SUPPLIED DATA:

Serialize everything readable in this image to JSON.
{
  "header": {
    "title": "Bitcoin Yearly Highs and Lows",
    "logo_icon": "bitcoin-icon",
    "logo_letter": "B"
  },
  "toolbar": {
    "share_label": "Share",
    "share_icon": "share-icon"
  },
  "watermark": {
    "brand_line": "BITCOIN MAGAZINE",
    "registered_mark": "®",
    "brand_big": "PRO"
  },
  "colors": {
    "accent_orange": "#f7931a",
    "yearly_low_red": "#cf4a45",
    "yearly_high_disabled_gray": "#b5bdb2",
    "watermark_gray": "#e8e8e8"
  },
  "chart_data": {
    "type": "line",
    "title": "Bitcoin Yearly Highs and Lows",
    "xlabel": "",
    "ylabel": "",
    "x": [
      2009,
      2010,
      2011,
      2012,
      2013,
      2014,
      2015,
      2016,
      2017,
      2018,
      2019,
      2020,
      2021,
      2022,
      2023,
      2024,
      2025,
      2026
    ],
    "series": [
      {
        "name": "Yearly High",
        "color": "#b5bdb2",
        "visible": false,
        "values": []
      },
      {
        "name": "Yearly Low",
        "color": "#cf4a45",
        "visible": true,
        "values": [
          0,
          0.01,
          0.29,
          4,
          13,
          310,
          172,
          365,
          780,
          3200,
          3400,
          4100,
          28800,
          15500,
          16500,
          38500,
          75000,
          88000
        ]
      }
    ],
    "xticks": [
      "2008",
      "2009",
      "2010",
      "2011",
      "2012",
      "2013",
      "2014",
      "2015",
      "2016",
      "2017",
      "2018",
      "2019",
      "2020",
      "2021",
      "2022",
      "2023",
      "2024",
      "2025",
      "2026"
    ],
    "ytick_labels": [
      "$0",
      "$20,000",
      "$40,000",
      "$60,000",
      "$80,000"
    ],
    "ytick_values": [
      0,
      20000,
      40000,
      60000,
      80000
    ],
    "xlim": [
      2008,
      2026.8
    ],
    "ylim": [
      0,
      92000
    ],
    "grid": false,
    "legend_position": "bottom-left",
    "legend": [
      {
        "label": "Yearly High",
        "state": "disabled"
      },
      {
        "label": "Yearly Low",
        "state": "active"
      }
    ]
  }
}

INSTRUCTION:
Set down the listing above in full, please, exactly as it appears.

RESULT OF THE TASK:
Serialize everything readable in this image to JSON.
{
  "header": {
    "title": "Bitcoin Yearly Highs and Lows",
    "logo_icon": "bitcoin-icon",
    "logo_letter": "B"
  },
  "toolbar": {
    "share_label": "Share",
    "share_icon": "share-icon"
  },
  "watermark": {
    "brand_line": "BITCOIN MAGAZINE",
    "registered_mark": "®",
    "brand_big": "PRO"
  },
  "colors": {
    "accent_orange": "#f7931a",
    "yearly_low_red": "#cf4a45",
    "yearly_high_disabled_gray": "#b5bdb2",
    "watermark_gray": "#e8e8e8"
  },
  "chart_data": {
    "type": "line",
    "title": "Bitcoin Yearly Highs and Lows",
    "xlabel": "",
    "ylabel": "",
    "x": [
      2009,
      2010,
      2011,
      2012,
      2013,
      2014,
      2015,
      2016,
      2017,
      2018,
      2019,
      2020,
      2021,
      2022,
      2023,
      2024,
      2025,
      2026
    ],
    "series": [
      {
        "name": "Yearly High",
        "color": "#b5bdb2",
        "visible": false,
        "values": []
      },
      {
        "name": "Yearly Low",
        "color": "#cf4a45",
        "visible": true,
        "values": [
          0,
          0.01,
          0.29,
          4,
          13,
          310,
          172,
          365,
          780,
          3200,
          3400,
          4100,
          28800,
          15500,
          16500,
          38500,
          75000,
          88000
        ]
      }
    ],
    "xticks": [
      "2008",
      "2009",
      "2010",
      "2011",
      "2012",
      "2013",
      "2014",
      "2015",
      "2016",
      "2017",
      "2018",
      "2019",
      "2020",
      "2021",
      "2022",
      "2023",
      "2024",
      "2025",
      "2026"
    ],
    "ytick_labels": [
      "$0",
      "$20,000",
      "$40,000",
      "$60,000",
      "$80,000"
    ],
    "ytick_values": [
      0,
      20000,
      40000,
      60000,
      80000
    ],
    "xlim": [
      2008,
      2026.8
    ],
    "ylim": [
      0,
      92000
    ],
    "grid": false,
    "legend_position": "bottom-left",
    "legend": [
      {
        "label": "Yearly High",
        "state": "disabled"
      },
      {
        "label": "Yearly Low",
        "state": "active"
      }
    ]
  }
}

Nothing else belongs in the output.